→ Prompt:
Transcribe each line of the records below exactly, excluding any embedded images.

-- Begin --

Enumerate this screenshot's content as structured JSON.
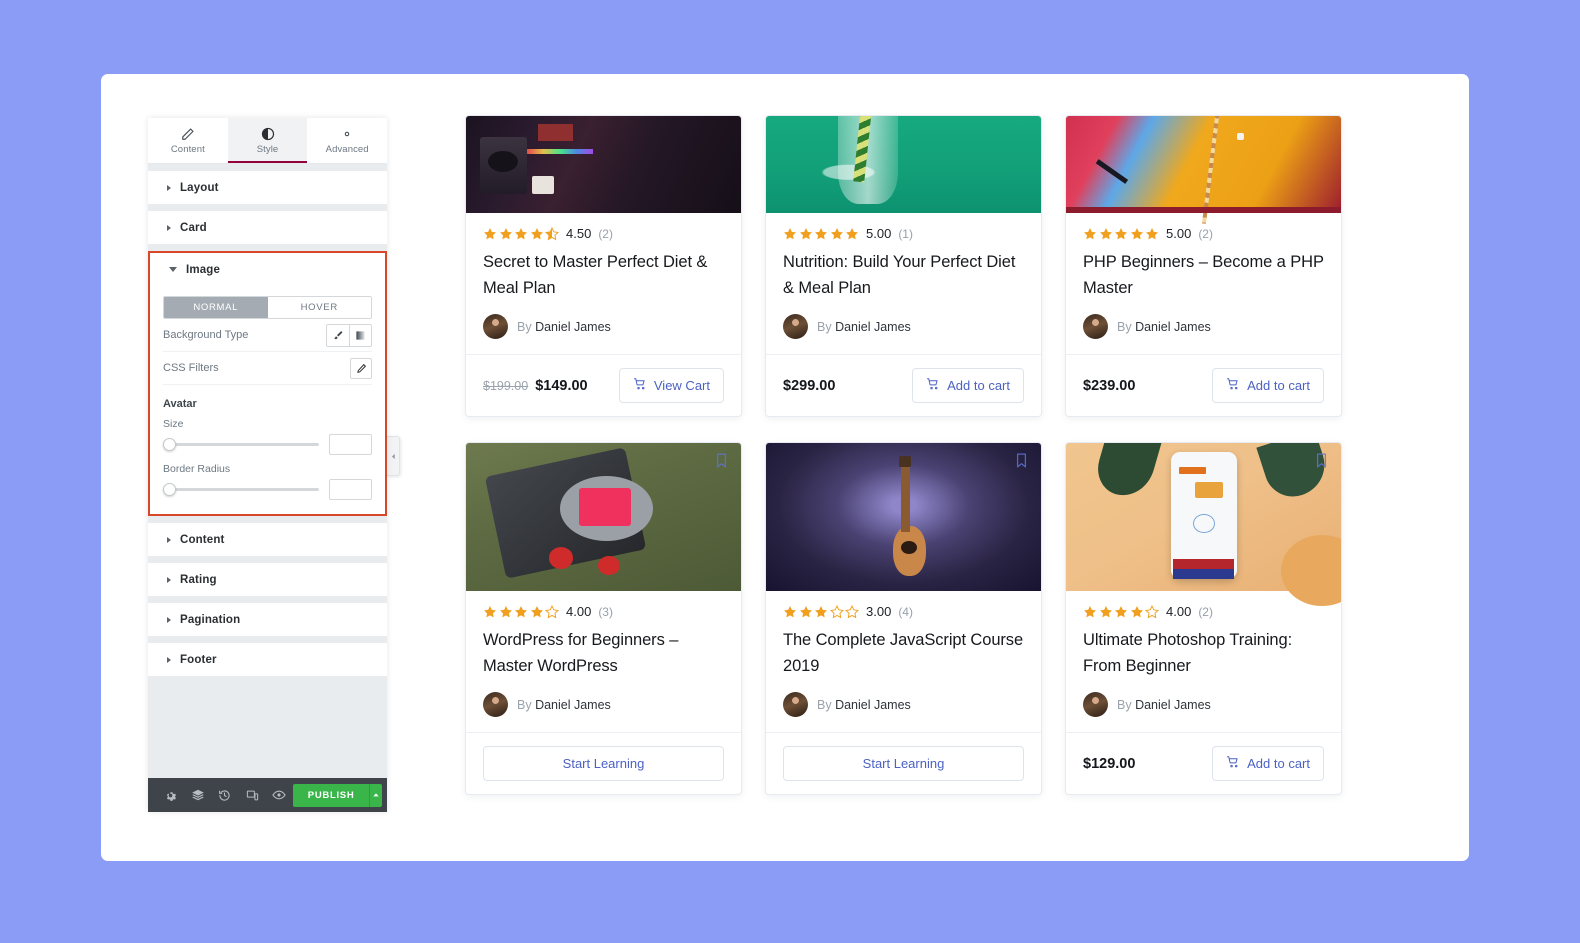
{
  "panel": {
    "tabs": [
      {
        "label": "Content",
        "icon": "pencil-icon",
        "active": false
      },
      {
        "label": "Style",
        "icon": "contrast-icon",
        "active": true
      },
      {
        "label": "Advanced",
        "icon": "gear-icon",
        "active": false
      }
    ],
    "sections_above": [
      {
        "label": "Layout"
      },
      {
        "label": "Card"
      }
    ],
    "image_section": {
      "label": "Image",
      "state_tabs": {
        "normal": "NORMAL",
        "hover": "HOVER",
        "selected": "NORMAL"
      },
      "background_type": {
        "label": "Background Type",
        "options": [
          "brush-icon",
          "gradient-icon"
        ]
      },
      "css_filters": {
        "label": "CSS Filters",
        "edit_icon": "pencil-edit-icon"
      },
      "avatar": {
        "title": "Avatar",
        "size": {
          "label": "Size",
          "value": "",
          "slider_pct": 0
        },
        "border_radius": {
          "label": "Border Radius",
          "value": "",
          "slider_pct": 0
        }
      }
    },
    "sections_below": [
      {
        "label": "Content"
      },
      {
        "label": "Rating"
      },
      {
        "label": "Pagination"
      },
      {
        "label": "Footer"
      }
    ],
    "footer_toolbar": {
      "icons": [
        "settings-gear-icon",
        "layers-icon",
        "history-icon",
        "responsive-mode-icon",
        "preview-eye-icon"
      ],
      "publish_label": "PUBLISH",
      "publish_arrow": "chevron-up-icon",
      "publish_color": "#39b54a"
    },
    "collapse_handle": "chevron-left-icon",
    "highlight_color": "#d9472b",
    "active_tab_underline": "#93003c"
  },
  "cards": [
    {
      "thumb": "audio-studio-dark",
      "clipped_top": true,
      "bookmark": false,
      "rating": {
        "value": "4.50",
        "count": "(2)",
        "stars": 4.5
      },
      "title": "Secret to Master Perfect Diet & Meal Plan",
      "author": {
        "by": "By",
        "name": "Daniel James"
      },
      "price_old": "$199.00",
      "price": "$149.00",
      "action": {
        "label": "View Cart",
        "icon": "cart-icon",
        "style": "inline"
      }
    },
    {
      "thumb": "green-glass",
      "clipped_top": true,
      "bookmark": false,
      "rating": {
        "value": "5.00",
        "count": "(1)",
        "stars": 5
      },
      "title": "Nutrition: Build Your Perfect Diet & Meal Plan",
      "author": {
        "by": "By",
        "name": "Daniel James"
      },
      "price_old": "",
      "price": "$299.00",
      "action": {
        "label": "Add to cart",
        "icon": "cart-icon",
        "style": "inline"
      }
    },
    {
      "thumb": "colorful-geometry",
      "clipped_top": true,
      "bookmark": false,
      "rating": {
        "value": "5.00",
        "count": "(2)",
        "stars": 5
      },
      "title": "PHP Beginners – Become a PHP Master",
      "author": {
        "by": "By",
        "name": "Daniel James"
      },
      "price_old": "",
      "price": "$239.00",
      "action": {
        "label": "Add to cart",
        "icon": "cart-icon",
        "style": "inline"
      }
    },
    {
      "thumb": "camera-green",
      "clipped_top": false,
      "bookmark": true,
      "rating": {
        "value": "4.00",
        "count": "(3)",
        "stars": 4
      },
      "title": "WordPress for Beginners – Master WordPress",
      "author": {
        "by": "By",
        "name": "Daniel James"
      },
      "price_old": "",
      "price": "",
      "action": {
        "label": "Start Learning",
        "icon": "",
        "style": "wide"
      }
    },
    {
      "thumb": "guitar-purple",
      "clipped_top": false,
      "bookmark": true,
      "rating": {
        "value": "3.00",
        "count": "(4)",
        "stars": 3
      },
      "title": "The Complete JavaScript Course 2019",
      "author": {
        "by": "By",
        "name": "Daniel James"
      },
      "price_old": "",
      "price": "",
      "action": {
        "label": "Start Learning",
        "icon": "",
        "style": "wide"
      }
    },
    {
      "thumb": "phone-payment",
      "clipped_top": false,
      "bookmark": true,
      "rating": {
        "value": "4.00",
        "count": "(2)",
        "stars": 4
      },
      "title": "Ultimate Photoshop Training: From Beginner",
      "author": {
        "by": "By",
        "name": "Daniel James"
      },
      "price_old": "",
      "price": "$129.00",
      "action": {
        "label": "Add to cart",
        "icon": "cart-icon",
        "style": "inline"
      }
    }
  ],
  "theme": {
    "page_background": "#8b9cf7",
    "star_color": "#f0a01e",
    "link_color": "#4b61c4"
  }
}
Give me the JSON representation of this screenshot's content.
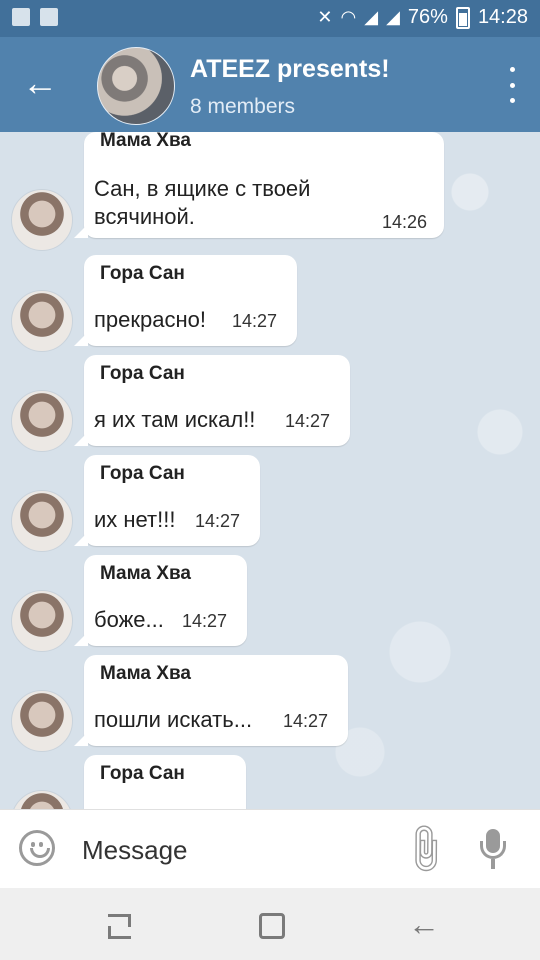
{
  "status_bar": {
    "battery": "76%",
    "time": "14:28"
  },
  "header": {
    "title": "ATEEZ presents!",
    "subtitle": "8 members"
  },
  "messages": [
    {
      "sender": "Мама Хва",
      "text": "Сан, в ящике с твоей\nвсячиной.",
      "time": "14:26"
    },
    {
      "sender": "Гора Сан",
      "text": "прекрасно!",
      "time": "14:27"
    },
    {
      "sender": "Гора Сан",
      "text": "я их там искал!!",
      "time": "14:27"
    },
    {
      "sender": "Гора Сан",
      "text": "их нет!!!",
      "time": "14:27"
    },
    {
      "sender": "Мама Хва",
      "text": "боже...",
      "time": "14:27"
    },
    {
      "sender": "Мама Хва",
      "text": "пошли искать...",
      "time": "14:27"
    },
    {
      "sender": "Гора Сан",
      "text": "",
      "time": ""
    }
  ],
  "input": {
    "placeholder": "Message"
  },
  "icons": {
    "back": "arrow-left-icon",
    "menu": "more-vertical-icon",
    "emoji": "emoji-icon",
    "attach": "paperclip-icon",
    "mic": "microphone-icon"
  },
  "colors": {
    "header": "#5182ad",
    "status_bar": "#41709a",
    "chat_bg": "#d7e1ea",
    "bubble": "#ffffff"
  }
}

-- End --

→ Solved problem:
Enumerate this screenshot's content as structured JSON.
{
  "panel": {
    "tabs": [
      {
        "label": "Content",
        "icon": "pencil-icon",
        "active": false
      },
      {
        "label": "Style",
        "icon": "contrast-icon",
        "active": true
      },
      {
        "label": "Advanced",
        "icon": "gear-icon",
        "active": false
      }
    ],
    "sections_above": [
      {
        "label": "Layout"
      },
      {
        "label": "Card"
      }
    ],
    "image_section": {
      "label": "Image",
      "state_tabs": {
        "normal": "NORMAL",
        "hover": "HOVER",
        "selected": "NORMAL"
      },
      "background_type": {
        "label": "Background Type",
        "options": [
          "brush-icon",
          "gradient-icon"
        ]
      },
      "css_filters": {
        "label": "CSS Filters",
        "edit_icon": "pencil-edit-icon"
      },
      "avatar": {
        "title": "Avatar",
        "size": {
          "label": "Size",
          "value": "",
          "slider_pct": 0
        },
        "border_radius": {
          "label": "Border Radius",
          "value": "",
          "slider_pct": 0
        }
      }
    },
    "sections_below": [
      {
        "label": "Content"
      },
      {
        "label": "Rating"
      },
      {
        "label": "Pagination"
      },
      {
        "label": "Footer"
      }
    ],
    "footer_toolbar": {
      "icons": [
        "settings-gear-icon",
        "layers-icon",
        "history-icon",
        "responsive-mode-icon",
        "preview-eye-icon"
      ],
      "publish_label": "PUBLISH",
      "publish_arrow": "chevron-up-icon",
      "publish_color": "#39b54a"
    },
    "collapse_handle": "chevron-left-icon",
    "highlight_color": "#d9472b",
    "active_tab_underline": "#93003c"
  },
  "cards": [
    {
      "thumb": "audio-studio-dark",
      "clipped_top": true,
      "bookmark": false,
      "rating": {
        "value": "4.50",
        "count": "(2)",
        "stars": 4.5
      },
      "title": "Secret to Master Perfect Diet & Meal Plan",
      "author": {
        "by": "By",
        "name": "Daniel James"
      },
      "price_old": "$199.00",
      "price": "$149.00",
      "action": {
        "label": "View Cart",
        "icon": "cart-icon",
        "style": "inline"
      }
    },
    {
      "thumb": "green-glass",
      "clipped_top": true,
      "bookmark": false,
      "rating": {
        "value": "5.00",
        "count": "(1)",
        "stars": 5
      },
      "title": "Nutrition: Build Your Perfect Diet & Meal Plan",
      "author": {
        "by": "By",
        "name": "Daniel James"
      },
      "price_old": "",
      "price": "$299.00",
      "action": {
        "label": "Add to cart",
        "icon": "cart-icon",
        "style": "inline"
      }
    },
    {
      "thumb": "colorful-geometry",
      "clipped_top": true,
      "bookmark": false,
      "rating": {
        "value": "5.00",
        "count": "(2)",
        "stars": 5
      },
      "title": "PHP Beginners – Become a PHP Master",
      "author": {
        "by": "By",
        "name": "Daniel James"
      },
      "price_old": "",
      "price": "$239.00",
      "action": {
        "label": "Add to cart",
        "icon": "cart-icon",
        "style": "inline"
      }
    },
    {
      "thumb": "camera-green",
      "clipped_top": false,
      "bookmark": true,
      "rating": {
        "value": "4.00",
        "count": "(3)",
        "stars": 4
      },
      "title": "WordPress for Beginners – Master WordPress",
      "author": {
        "by": "By",
        "name": "Daniel James"
      },
      "price_old": "",
      "price": "",
      "action": {
        "label": "Start Learning",
        "icon": "",
        "style": "wide"
      }
    },
    {
      "thumb": "guitar-purple",
      "clipped_top": false,
      "bookmark": true,
      "rating": {
        "value": "3.00",
        "count": "(4)",
        "stars": 3
      },
      "title": "The Complete JavaScript Course 2019",
      "author": {
        "by": "By",
        "name": "Daniel James"
      },
      "price_old": "",
      "price": "",
      "action": {
        "label": "Start Learning",
        "icon": "",
        "style": "wide"
      }
    },
    {
      "thumb": "phone-payment",
      "clipped_top": false,
      "bookmark": true,
      "rating": {
        "value": "4.00",
        "count": "(2)",
        "stars": 4
      },
      "title": "Ultimate Photoshop Training: From Beginner",
      "author": {
        "by": "By",
        "name": "Daniel James"
      },
      "price_old": "",
      "price": "$129.00",
      "action": {
        "label": "Add to cart",
        "icon": "cart-icon",
        "style": "inline"
      }
    }
  ],
  "theme": {
    "page_background": "#8b9cf7",
    "star_color": "#f0a01e",
    "link_color": "#4b61c4"
  }
}
Give me the JSON representation of this screenshot's content.
{
  "status_bar": {
    "battery": "76%",
    "time": "14:28"
  },
  "header": {
    "title": "ATEEZ presents!",
    "subtitle": "8 members"
  },
  "messages": [
    {
      "sender": "Мама Хва",
      "text": "Сан, в ящике с твоей\nвсячиной.",
      "time": "14:26"
    },
    {
      "sender": "Гора Сан",
      "text": "прекрасно!",
      "time": "14:27"
    },
    {
      "sender": "Гора Сан",
      "text": "я их там искал!!",
      "time": "14:27"
    },
    {
      "sender": "Гора Сан",
      "text": "их нет!!!",
      "time": "14:27"
    },
    {
      "sender": "Мама Хва",
      "text": "боже...",
      "time": "14:27"
    },
    {
      "sender": "Мама Хва",
      "text": "пошли искать...",
      "time": "14:27"
    },
    {
      "sender": "Гора Сан",
      "text": "",
      "time": ""
    }
  ],
  "input": {
    "placeholder": "Message"
  },
  "icons": {
    "back": "arrow-left-icon",
    "menu": "more-vertical-icon",
    "emoji": "emoji-icon",
    "attach": "paperclip-icon",
    "mic": "microphone-icon"
  },
  "colors": {
    "header": "#5182ad",
    "status_bar": "#41709a",
    "chat_bg": "#d7e1ea",
    "bubble": "#ffffff"
  }
}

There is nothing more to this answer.